___ STORED DATA ___
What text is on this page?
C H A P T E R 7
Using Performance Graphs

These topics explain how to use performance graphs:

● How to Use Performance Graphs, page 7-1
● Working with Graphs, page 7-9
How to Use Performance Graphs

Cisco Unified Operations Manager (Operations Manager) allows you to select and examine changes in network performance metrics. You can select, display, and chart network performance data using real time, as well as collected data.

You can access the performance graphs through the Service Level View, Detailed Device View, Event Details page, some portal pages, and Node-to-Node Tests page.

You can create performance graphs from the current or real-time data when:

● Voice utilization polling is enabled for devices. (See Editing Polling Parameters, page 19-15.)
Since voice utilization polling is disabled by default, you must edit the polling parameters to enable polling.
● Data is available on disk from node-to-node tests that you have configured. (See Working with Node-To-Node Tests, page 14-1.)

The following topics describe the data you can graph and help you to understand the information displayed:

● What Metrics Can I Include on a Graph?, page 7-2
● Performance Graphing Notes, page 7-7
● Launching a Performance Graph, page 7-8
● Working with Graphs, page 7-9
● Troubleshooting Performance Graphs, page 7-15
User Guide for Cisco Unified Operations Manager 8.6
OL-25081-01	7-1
___
> _EXERCISE BRIEF_:
Identify and list each line with the word "Node".

> _COMPLETE OUTPUT_:
You can access the performance graphs through the Service Level View, Detailed Device View, Event Details page, some portal pages, and Node-to-Node Tests page.
● Data is available on disk from node-to-node tests that you have configured. (See Working with Node-To-Node Tests, page 14-1.)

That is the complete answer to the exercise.